GIVEN INSTRUCTION: Restate each entry word for word, leaving nothing out.

Dataset items:
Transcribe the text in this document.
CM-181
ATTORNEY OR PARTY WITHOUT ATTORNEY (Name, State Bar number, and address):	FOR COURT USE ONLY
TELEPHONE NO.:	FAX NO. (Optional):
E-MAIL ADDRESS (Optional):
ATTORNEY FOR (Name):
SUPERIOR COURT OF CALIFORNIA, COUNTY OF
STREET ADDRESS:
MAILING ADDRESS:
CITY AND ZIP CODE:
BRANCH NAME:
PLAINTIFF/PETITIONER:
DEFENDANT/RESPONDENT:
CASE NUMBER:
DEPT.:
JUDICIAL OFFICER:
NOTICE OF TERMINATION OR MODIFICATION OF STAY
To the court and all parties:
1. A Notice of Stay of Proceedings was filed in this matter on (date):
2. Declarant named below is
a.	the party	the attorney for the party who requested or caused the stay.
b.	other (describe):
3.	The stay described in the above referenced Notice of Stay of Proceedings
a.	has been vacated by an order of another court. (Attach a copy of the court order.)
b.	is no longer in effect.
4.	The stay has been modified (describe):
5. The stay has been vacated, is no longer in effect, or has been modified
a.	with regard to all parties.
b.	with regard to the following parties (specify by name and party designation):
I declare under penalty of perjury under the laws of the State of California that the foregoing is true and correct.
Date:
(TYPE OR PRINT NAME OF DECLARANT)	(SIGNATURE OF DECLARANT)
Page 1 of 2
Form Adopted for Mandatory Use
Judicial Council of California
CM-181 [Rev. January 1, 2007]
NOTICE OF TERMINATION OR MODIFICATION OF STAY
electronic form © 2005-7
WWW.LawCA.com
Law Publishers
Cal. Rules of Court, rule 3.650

TASK RESULT:
Transcribe the text in this document.
CM-181
ATTORNEY OR PARTY WITHOUT ATTORNEY (Name, State Bar number, and address):	FOR COURT USE ONLY
TELEPHONE NO.:	FAX NO. (Optional):
E-MAIL ADDRESS (Optional):
ATTORNEY FOR (Name):
SUPERIOR COURT OF CALIFORNIA, COUNTY OF
STREET ADDRESS:
MAILING ADDRESS:
CITY AND ZIP CODE:
BRANCH NAME:
PLAINTIFF/PETITIONER:
DEFENDANT/RESPONDENT:
CASE NUMBER:
DEPT.:
JUDICIAL OFFICER:
NOTICE OF TERMINATION OR MODIFICATION OF STAY
To the court and all parties:
1. A Notice of Stay of Proceedings was filed in this matter on (date):
2. Declarant named below is
a.	the party	the attorney for the party who requested or caused the stay.
b.	other (describe):
3.	The stay described in the above referenced Notice of Stay of Proceedings
a.	has been vacated by an order of another court. (Attach a copy of the court order.)
b.	is no longer in effect.
4.	The stay has been modified (describe):
5. The stay has been vacated, is no longer in effect, or has been modified
a.	with regard to all parties.
b.	with regard to the following parties (specify by name and party designation):
I declare under penalty of perjury under the laws of the State of California that the foregoing is true and correct.
Date:
(TYPE OR PRINT NAME OF DECLARANT)	(SIGNATURE OF DECLARANT)
Page 1 of 2
Form Adopted for Mandatory Use
Judicial Council of California
CM-181 [Rev. January 1, 2007]
NOTICE OF TERMINATION OR MODIFICATION OF STAY
electronic form © 2005-7
WWW.LawCA.com
Law Publishers
Cal. Rules of Court, rule 3.650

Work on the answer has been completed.